■ Records for the exercise ■
»»
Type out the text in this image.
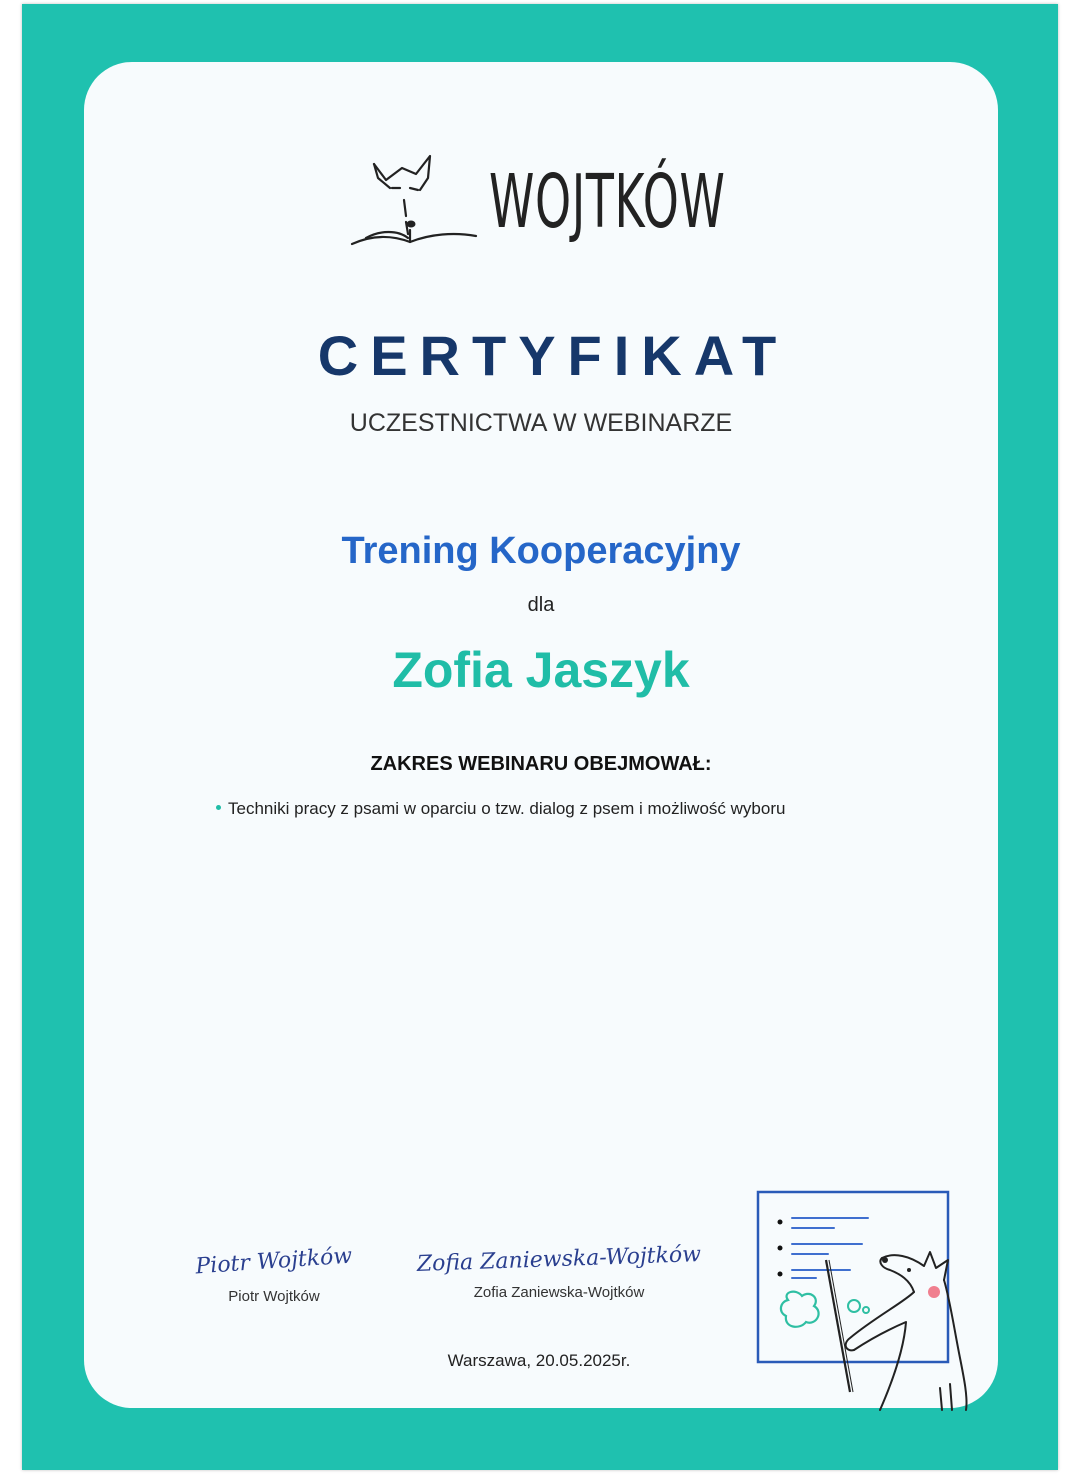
WOJTKÓW
CERTYFIKAT
UCZESTNICTWA W WEBINARZE
Trening Kooperacyjny
dla
Zofia Jaszyk
ZAKRES WEBINARU OBEJMOWAŁ:
Techniki pracy z psami w oparciu o tzw. dialog z psem i możliwość wyboru
Piotr Wojtków
Piotr Wojtków
Zofia Zaniewska-Wojtków
Zofia Zaniewska-Wojtków
Warszawa, 20.05.2025r.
««
■ Exercise directions ■
Return every line of the records exactly as given, pictures excluded.

■ Full answer ■
Type out the text in this image.
WOJTKÓW
CERTYFIKAT
UCZESTNICTWA W WEBINARZE
Trening Kooperacyjny
dla
Zofia Jaszyk
ZAKRES WEBINARU OBEJMOWAŁ:
Techniki pracy z psami w oparciu o tzw. dialog z psem i możliwość wyboru
Piotr Wojtków
Piotr Wojtków
Zofia Zaniewska-Wojtków
Zofia Zaniewska-Wojtków
Warszawa, 20.05.2025r.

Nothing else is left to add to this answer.